#### Problem to work on
Write out each line word for word. Drop pictures.

#### Dataset
....................

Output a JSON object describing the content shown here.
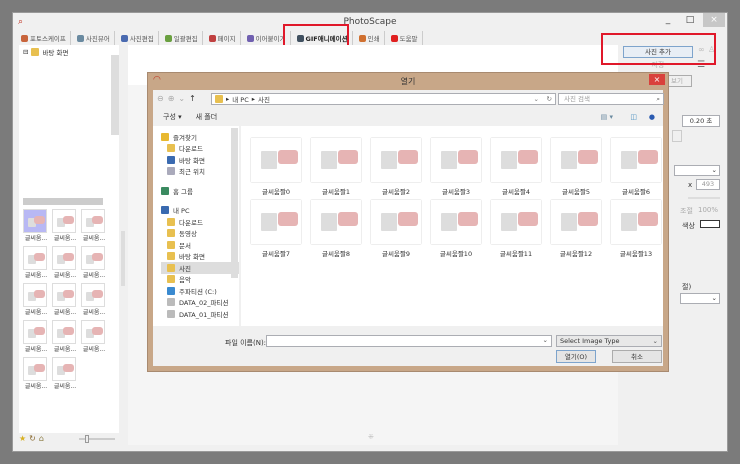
{
  "app": {
    "title": "PhotoScape",
    "minimize": "_",
    "maximize": "□",
    "close": "×"
  },
  "tabs": [
    {
      "label": "포토스케이프",
      "color": "#c8643c"
    },
    {
      "label": "사진뷰어",
      "color": "#6a8aa0"
    },
    {
      "label": "사진편집",
      "color": "#4a6ab0"
    },
    {
      "label": "일괄편집",
      "color": "#6aa040"
    },
    {
      "label": "페이지",
      "color": "#c04040"
    },
    {
      "label": "이어붙이기",
      "color": "#7060b0"
    },
    {
      "label": "GIF애니메이션",
      "color": "#405060"
    },
    {
      "label": "인쇄",
      "color": "#d07030"
    },
    {
      "label": "도움말",
      "color": "#e02020"
    }
  ],
  "left_tree": {
    "item": "바탕 화면"
  },
  "left_thumbs": [
    "글씨움...",
    "글씨움...",
    "글씨움...",
    "글씨움...",
    "글씨움...",
    "글씨움...",
    "글씨움...",
    "글씨움...",
    "글씨움...",
    "글씨움...",
    "글씨움...",
    "글씨움...",
    "글씨움...",
    "글씨움..."
  ],
  "right_panel": {
    "add_photo": "사진 추가",
    "save": "저장",
    "preview": "보기",
    "delay": "0.20 초",
    "x_label": "x",
    "height": "493",
    "size_label": "조절",
    "percent": "100%",
    "color_label": "색상",
    "option_label": "절)"
  },
  "dialog": {
    "title": "열기",
    "close": "×",
    "breadcrumb": [
      "내 PC",
      "사진"
    ],
    "search_placeholder": "사진 검색",
    "organize": "구성 ▾",
    "new_folder": "새 폴더",
    "nav": {
      "favorites": "즐겨찾기",
      "fav_items": [
        "다운로드",
        "바탕 화면",
        "최근 위치"
      ],
      "homegroup": "홈 그룹",
      "pc": "내 PC",
      "pc_items": [
        "다운로드",
        "동영상",
        "문서",
        "바탕 화면",
        "사진",
        "음악",
        "주파티션 (C:)",
        "DATA_02_파티션",
        "DATA_01_파티션"
      ]
    },
    "files": [
      "글씨움짤0",
      "글씨움짤1",
      "글씨움짤2",
      "글씨움짤3",
      "글씨움짤4",
      "글씨움짤5",
      "글씨움짤6",
      "글씨움짤7",
      "글씨움짤8",
      "글씨움짤9",
      "글씨움짤10",
      "글씨움짤11",
      "글씨움짤12",
      "글씨움짤13"
    ],
    "filename_label": "파일 이름(N):",
    "filename_value": "",
    "filetype": "Select Image Type",
    "open": "열기(O)",
    "cancel": "취소"
  },
  "colors": {
    "dialog_frame": "#c8a788",
    "highlight": "#e0182a",
    "close_red": "#d9413c"
  }
}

....................

#### Solution to this problem
Output a JSON object describing the content shown here.
{
  "app": {
    "title": "PhotoScape",
    "minimize": "_",
    "maximize": "□",
    "close": "×"
  },
  "tabs": [
    {
      "label": "포토스케이프",
      "color": "#c8643c"
    },
    {
      "label": "사진뷰어",
      "color": "#6a8aa0"
    },
    {
      "label": "사진편집",
      "color": "#4a6ab0"
    },
    {
      "label": "일괄편집",
      "color": "#6aa040"
    },
    {
      "label": "페이지",
      "color": "#c04040"
    },
    {
      "label": "이어붙이기",
      "color": "#7060b0"
    },
    {
      "label": "GIF애니메이션",
      "color": "#405060"
    },
    {
      "label": "인쇄",
      "color": "#d07030"
    },
    {
      "label": "도움말",
      "color": "#e02020"
    }
  ],
  "left_tree": {
    "item": "바탕 화면"
  },
  "left_thumbs": [
    "글씨움...",
    "글씨움...",
    "글씨움...",
    "글씨움...",
    "글씨움...",
    "글씨움...",
    "글씨움...",
    "글씨움...",
    "글씨움...",
    "글씨움...",
    "글씨움...",
    "글씨움...",
    "글씨움...",
    "글씨움..."
  ],
  "right_panel": {
    "add_photo": "사진 추가",
    "save": "저장",
    "preview": "보기",
    "delay": "0.20 초",
    "x_label": "x",
    "height": "493",
    "size_label": "조절",
    "percent": "100%",
    "color_label": "색상",
    "option_label": "절)"
  },
  "dialog": {
    "title": "열기",
    "close": "×",
    "breadcrumb": [
      "내 PC",
      "사진"
    ],
    "search_placeholder": "사진 검색",
    "organize": "구성 ▾",
    "new_folder": "새 폴더",
    "nav": {
      "favorites": "즐겨찾기",
      "fav_items": [
        "다운로드",
        "바탕 화면",
        "최근 위치"
      ],
      "homegroup": "홈 그룹",
      "pc": "내 PC",
      "pc_items": [
        "다운로드",
        "동영상",
        "문서",
        "바탕 화면",
        "사진",
        "음악",
        "주파티션 (C:)",
        "DATA_02_파티션",
        "DATA_01_파티션"
      ]
    },
    "files": [
      "글씨움짤0",
      "글씨움짤1",
      "글씨움짤2",
      "글씨움짤3",
      "글씨움짤4",
      "글씨움짤5",
      "글씨움짤6",
      "글씨움짤7",
      "글씨움짤8",
      "글씨움짤9",
      "글씨움짤10",
      "글씨움짤11",
      "글씨움짤12",
      "글씨움짤13"
    ],
    "filename_label": "파일 이름(N):",
    "filename_value": "",
    "filetype": "Select Image Type",
    "open": "열기(O)",
    "cancel": "취소"
  },
  "colors": {
    "dialog_frame": "#c8a788",
    "highlight": "#e0182a",
    "close_red": "#d9413c"
  }
}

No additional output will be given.